*Requirements*. Exclude the pictures, then quote exactly the lines from the one holding "Extract all readable text from this page." through the last line of the records.
::: Data
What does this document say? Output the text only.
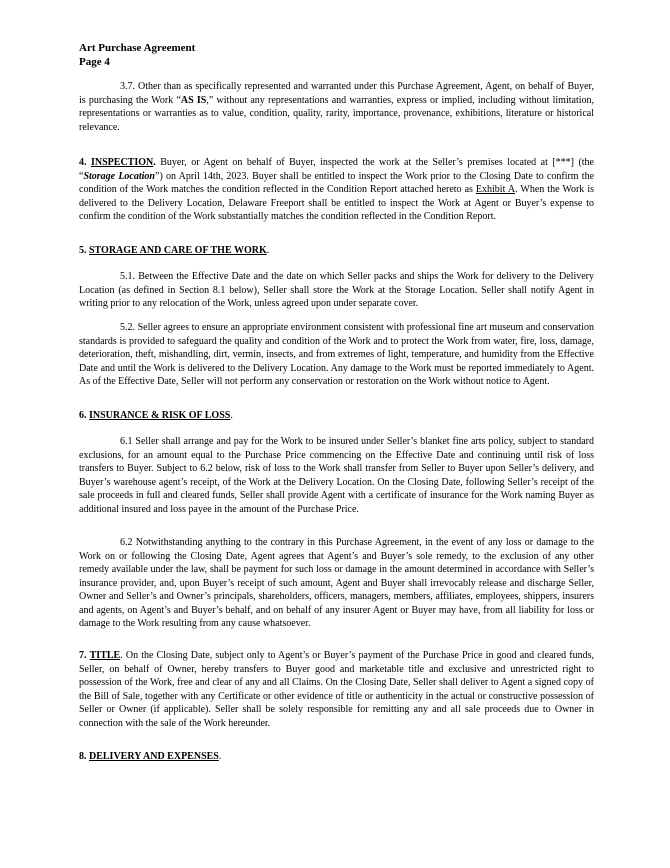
Art Purchase Agreement
Page 4
3.7. Other than as specifically represented and warranted under this Purchase Agreement, Agent, on behalf of Buyer, is purchasing the Work “AS IS,” without any representations and warranties, express or implied, including without limitation, representations or warranties as to value, condition, quality, rarity, importance, provenance, exhibitions, literature or historical relevance.
4. INSPECTION. Buyer, or Agent on behalf of Buyer, inspected the work at the Seller’s premises located at [***] (the “Storage Location”) on April 14th, 2023. Buyer shall be entitled to inspect the Work prior to the Closing Date to confirm the condition of the Work matches the condition reflected in the Condition Report attached hereto as Exhibit A. When the Work is delivered to the Delivery Location, Delaware Freeport shall be entitled to inspect the Work at Agent or Buyer’s expense to confirm the condition of the Work substantially matches the condition reflected in the Condition Report.
5. STORAGE AND CARE OF THE WORK.
5.1. Between the Effective Date and the date on which Seller packs and ships the Work for delivery to the Delivery Location (as defined in Section 8.1 below), Seller shall store the Work at the Storage Location. Seller shall notify Agent in writing prior to any relocation of the Work, unless agreed upon under separate cover.
5.2. Seller agrees to ensure an appropriate environment consistent with professional fine art museum and conservation standards is provided to safeguard the quality and condition of the Work and to protect the Work from water, fire, loss, damage, deterioration, theft, mishandling, dirt, vermin, insects, and from extremes of light, temperature, and humidity from the Effective Date and until the Work is delivered to the Delivery Location. Any damage to the Work must be reported immediately to Agent. As of the Effective Date, Seller will not perform any conservation or restoration on the Work without notice to Agent.
6. INSURANCE & RISK OF LOSS.
6.1 Seller shall arrange and pay for the Work to be insured under Seller’s blanket fine arts policy, subject to standard exclusions, for an amount equal to the Purchase Price commencing on the Effective Date and continuing until risk of loss transfers to Buyer. Subject to 6.2 below, risk of loss to the Work shall transfer from Seller to Buyer upon Seller’s delivery, and Buyer’s warehouse agent’s receipt, of the Work at the Delivery Location. On the Closing Date, following Seller’s receipt of the sale proceeds in full and cleared funds, Seller shall provide Agent with a certificate of insurance for the Work naming Buyer as additional insured and loss payee in the amount of the Purchase Price.
6.2 Notwithstanding anything to the contrary in this Purchase Agreement, in the event of any loss or damage to the Work on or following the Closing Date, Agent agrees that Agent’s and Buyer’s sole remedy, to the exclusion of any other remedy available under the law, shall be payment for such loss or damage in the amount determined in accordance with Seller’s insurance provider, and, upon Buyer’s receipt of such amount, Agent and Buyer shall irrevocably release and discharge Seller, Owner and Seller’s and Owner’s principals, shareholders, officers, managers, members, affiliates, employees, shippers, insurers and agents, on Agent’s and Buyer’s behalf, and on behalf of any insurer Agent or Buyer may have, from all liability for loss or damage to the Work resulting from any cause whatsoever.
7. TITLE. On the Closing Date, subject only to Agent’s or Buyer’s payment of the Purchase Price in good and cleared funds, Seller, on behalf of Owner, hereby transfers to Buyer good and marketable title and exclusive and unrestricted right to possession of the Work, free and clear of any and all Claims. On the Closing Date, Seller shall deliver to Agent a signed copy of the Bill of Sale, together with any Certificate or other evidence of title or authenticity in the actual or constructive possession of Seller or Owner (if applicable). Seller shall be solely responsible for remitting any and all sale proceeds due to Owner in connection with the sale of the Work hereunder.
8. DELIVERY AND EXPENSES.
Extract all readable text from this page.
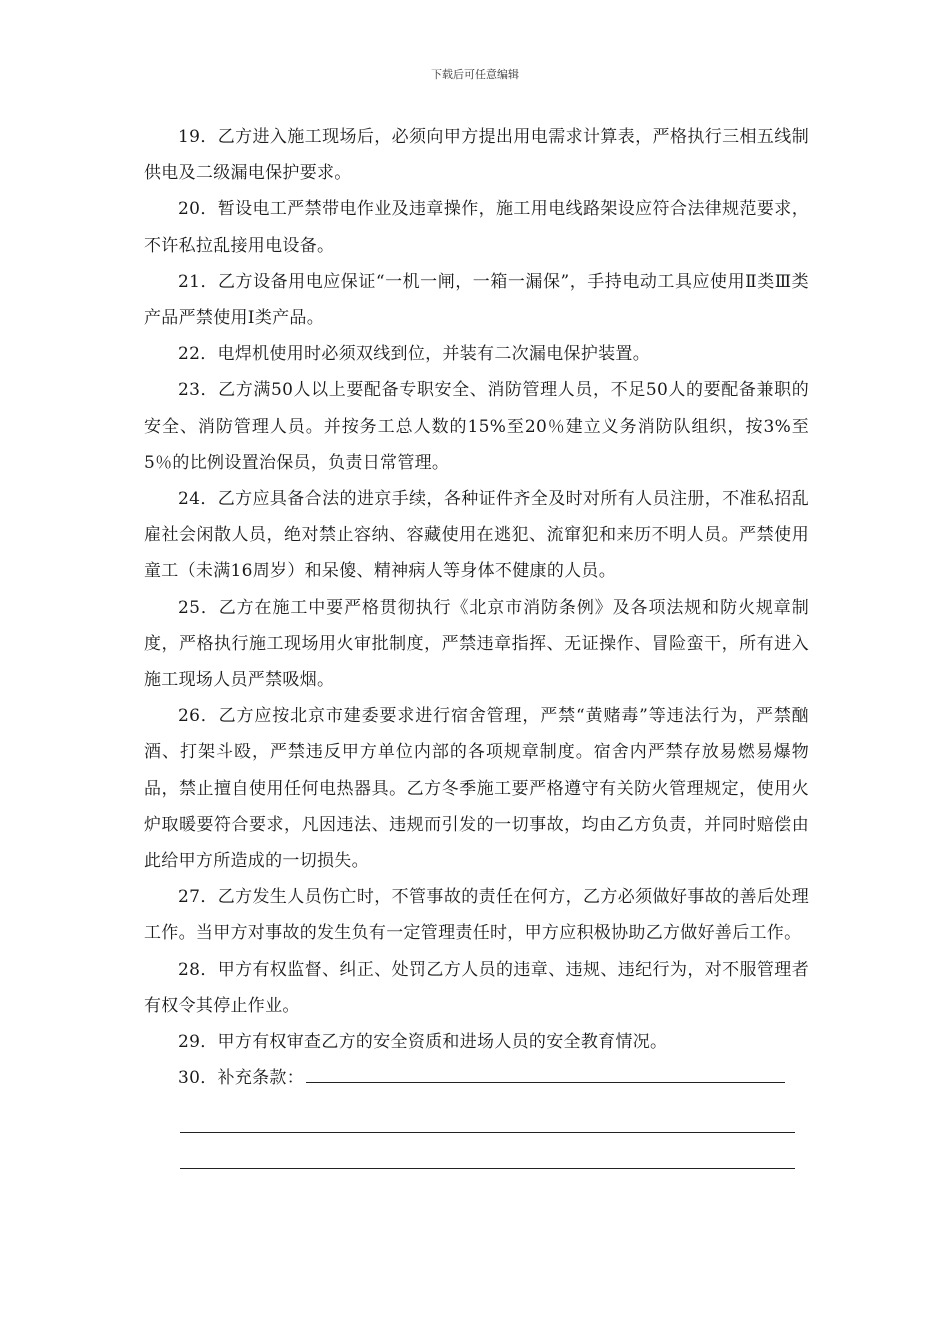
下载后可任意编辑

19．乙方进入施工现场后，必须向甲方提出用电需求计算表，严格执行三相五线制供电及二级漏电保护要求。

20．暂设电工严禁带电作业及违章操作，施工用电线路架设应符合法律规范要求，不许私拉乱接用电设备。

21．乙方设备用电应保证“一机一闸，一箱一漏保”，手持电动工具应使用Ⅱ类Ⅲ类产品严禁使用Ⅰ类产品。

22．电焊机使用时必须双线到位，并装有二次漏电保护装置。

23．乙方满50人以上要配备专职安全、消防管理人员，不足50人的要配备兼职的安全、消防管理人员。并按务工总人数的15%至20％建立义务消防队组织，按3%至5％的比例设置治保员，负责日常管理。

24．乙方应具备合法的进京手续，各种证件齐全及时对所有人员注册，不准私招乱雇社会闲散人员，绝对禁止容纳、容藏使用在逃犯、流窜犯和来历不明人员。严禁使用童工（未满16周岁）和呆傻、精神病人等身体不健康的人员。

25．乙方在施工中要严格贯彻执行《北京市消防条例》及各项法规和防火规章制度，严格执行施工现场用火审批制度，严禁违章指挥、无证操作、冒险蛮干，所有进入施工现场人员严禁吸烟。

26．乙方应按北京市建委要求进行宿舍管理，严禁“黄赌毒”等违法行为，严禁酗酒、打架斗殴，严禁违反甲方单位内部的各项规章制度。宿舍内严禁存放易燃易爆物品，禁止擅自使用任何电热器具。乙方冬季施工要严格遵守有关防火管理规定，使用火炉取暖要符合要求，凡因违法、违规而引发的一切事故，均由乙方负责，并同时赔偿由此给甲方所造成的一切损失。

27．乙方发生人员伤亡时，不管事故的责任在何方，乙方必须做好事故的善后处理工作。当甲方对事故的发生负有一定管理责任时，甲方应积极协助乙方做好善后工作。

28．甲方有权监督、纠正、处罚乙方人员的违章、违规、违纪行为，对不服管理者有权令其停止作业。

29．甲方有权审查乙方的安全资质和进场人员的安全教育情况。

30．补充条款：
::::::
*Exercise solution*.
Extract all readable text from this page.
下载后可任意编辑

19．乙方进入施工现场后，必须向甲方提出用电需求计算表，严格执行三相五线制供电及二级漏电保护要求。

20．暂设电工严禁带电作业及违章操作，施工用电线路架设应符合法律规范要求，不许私拉乱接用电设备。

21．乙方设备用电应保证“一机一闸，一箱一漏保”，手持电动工具应使用Ⅱ类Ⅲ类产品严禁使用Ⅰ类产品。

22．电焊机使用时必须双线到位，并装有二次漏电保护装置。

23．乙方满50人以上要配备专职安全、消防管理人员，不足50人的要配备兼职的安全、消防管理人员。并按务工总人数的15%至20％建立义务消防队组织，按3%至5％的比例设置治保员，负责日常管理。

24．乙方应具备合法的进京手续，各种证件齐全及时对所有人员注册，不准私招乱雇社会闲散人员，绝对禁止容纳、容藏使用在逃犯、流窜犯和来历不明人员。严禁使用童工（未满16周岁）和呆傻、精神病人等身体不健康的人员。

25．乙方在施工中要严格贯彻执行《北京市消防条例》及各项法规和防火规章制度，严格执行施工现场用火审批制度，严禁违章指挥、无证操作、冒险蛮干，所有进入施工现场人员严禁吸烟。

26．乙方应按北京市建委要求进行宿舍管理，严禁“黄赌毒”等违法行为，严禁酗酒、打架斗殴，严禁违反甲方单位内部的各项规章制度。宿舍内严禁存放易燃易爆物品，禁止擅自使用任何电热器具。乙方冬季施工要严格遵守有关防火管理规定，使用火炉取暖要符合要求，凡因违法、违规而引发的一切事故，均由乙方负责，并同时赔偿由此给甲方所造成的一切损失。

27．乙方发生人员伤亡时，不管事故的责任在何方，乙方必须做好事故的善后处理工作。当甲方对事故的发生负有一定管理责任时，甲方应积极协助乙方做好善后工作。

28．甲方有权监督、纠正、处罚乙方人员的违章、违规、违纪行为，对不服管理者有权令其停止作业。

29．甲方有权审查乙方的安全资质和进场人员的安全教育情况。

30．补充条款：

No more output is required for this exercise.